Dataset excerpts>

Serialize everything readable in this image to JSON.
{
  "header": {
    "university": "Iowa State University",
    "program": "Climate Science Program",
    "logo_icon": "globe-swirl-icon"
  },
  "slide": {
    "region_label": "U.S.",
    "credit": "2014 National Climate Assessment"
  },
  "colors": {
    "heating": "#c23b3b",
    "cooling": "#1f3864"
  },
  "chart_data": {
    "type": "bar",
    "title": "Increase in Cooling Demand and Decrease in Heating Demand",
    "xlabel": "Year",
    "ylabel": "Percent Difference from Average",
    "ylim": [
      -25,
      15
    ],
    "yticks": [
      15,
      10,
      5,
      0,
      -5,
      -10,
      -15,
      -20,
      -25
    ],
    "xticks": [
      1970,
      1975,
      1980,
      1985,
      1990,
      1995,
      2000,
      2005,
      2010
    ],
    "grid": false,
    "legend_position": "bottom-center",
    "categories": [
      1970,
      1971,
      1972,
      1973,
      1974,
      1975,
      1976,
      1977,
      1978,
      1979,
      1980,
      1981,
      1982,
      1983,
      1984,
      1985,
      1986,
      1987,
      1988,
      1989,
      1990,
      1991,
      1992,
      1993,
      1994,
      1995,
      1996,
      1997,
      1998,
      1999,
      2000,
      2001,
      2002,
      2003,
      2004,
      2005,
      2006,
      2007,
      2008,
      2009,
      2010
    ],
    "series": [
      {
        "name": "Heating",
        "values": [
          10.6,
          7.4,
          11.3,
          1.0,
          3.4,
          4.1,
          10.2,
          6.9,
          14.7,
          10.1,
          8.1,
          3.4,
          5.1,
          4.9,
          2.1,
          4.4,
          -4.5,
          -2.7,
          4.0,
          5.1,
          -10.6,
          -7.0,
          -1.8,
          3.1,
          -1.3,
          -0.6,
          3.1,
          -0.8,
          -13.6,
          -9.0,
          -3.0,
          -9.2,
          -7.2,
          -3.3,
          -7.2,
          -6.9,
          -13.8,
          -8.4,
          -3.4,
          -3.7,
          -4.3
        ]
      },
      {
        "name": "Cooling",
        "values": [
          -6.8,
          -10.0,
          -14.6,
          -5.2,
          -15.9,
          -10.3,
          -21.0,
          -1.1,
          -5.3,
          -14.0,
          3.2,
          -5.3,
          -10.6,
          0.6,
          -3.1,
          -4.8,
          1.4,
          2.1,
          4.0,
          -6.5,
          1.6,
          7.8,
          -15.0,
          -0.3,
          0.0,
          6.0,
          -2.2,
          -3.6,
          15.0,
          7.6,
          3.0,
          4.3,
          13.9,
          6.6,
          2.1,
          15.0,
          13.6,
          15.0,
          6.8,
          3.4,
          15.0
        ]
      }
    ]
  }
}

Task goal>
From the first line to the last, please quote the material above exactly.

Task answer>
Serialize everything readable in this image to JSON.
{
  "header": {
    "university": "Iowa State University",
    "program": "Climate Science Program",
    "logo_icon": "globe-swirl-icon"
  },
  "slide": {
    "region_label": "U.S.",
    "credit": "2014 National Climate Assessment"
  },
  "colors": {
    "heating": "#c23b3b",
    "cooling": "#1f3864"
  },
  "chart_data": {
    "type": "bar",
    "title": "Increase in Cooling Demand and Decrease in Heating Demand",
    "xlabel": "Year",
    "ylabel": "Percent Difference from Average",
    "ylim": [
      -25,
      15
    ],
    "yticks": [
      15,
      10,
      5,
      0,
      -5,
      -10,
      -15,
      -20,
      -25
    ],
    "xticks": [
      1970,
      1975,
      1980,
      1985,
      1990,
      1995,
      2000,
      2005,
      2010
    ],
    "grid": false,
    "legend_position": "bottom-center",
    "categories": [
      1970,
      1971,
      1972,
      1973,
      1974,
      1975,
      1976,
      1977,
      1978,
      1979,
      1980,
      1981,
      1982,
      1983,
      1984,
      1985,
      1986,
      1987,
      1988,
      1989,
      1990,
      1991,
      1992,
      1993,
      1994,
      1995,
      1996,
      1997,
      1998,
      1999,
      2000,
      2001,
      2002,
      2003,
      2004,
      2005,
      2006,
      2007,
      2008,
      2009,
      2010
    ],
    "series": [
      {
        "name": "Heating",
        "values": [
          10.6,
          7.4,
          11.3,
          1.0,
          3.4,
          4.1,
          10.2,
          6.9,
          14.7,
          10.1,
          8.1,
          3.4,
          5.1,
          4.9,
          2.1,
          4.4,
          -4.5,
          -2.7,
          4.0,
          5.1,
          -10.6,
          -7.0,
          -1.8,
          3.1,
          -1.3,
          -0.6,
          3.1,
          -0.8,
          -13.6,
          -9.0,
          -3.0,
          -9.2,
          -7.2,
          -3.3,
          -7.2,
          -6.9,
          -13.8,
          -8.4,
          -3.4,
          -3.7,
          -4.3
        ]
      },
      {
        "name": "Cooling",
        "values": [
          -6.8,
          -10.0,
          -14.6,
          -5.2,
          -15.9,
          -10.3,
          -21.0,
          -1.1,
          -5.3,
          -14.0,
          3.2,
          -5.3,
          -10.6,
          0.6,
          -3.1,
          -4.8,
          1.4,
          2.1,
          4.0,
          -6.5,
          1.6,
          7.8,
          -15.0,
          -0.3,
          0.0,
          6.0,
          -2.2,
          -3.6,
          15.0,
          7.6,
          3.0,
          4.3,
          13.9,
          6.6,
          2.1,
          15.0,
          13.6,
          15.0,
          6.8,
          3.4,
          15.0
        ]
      }
    ]
  }
}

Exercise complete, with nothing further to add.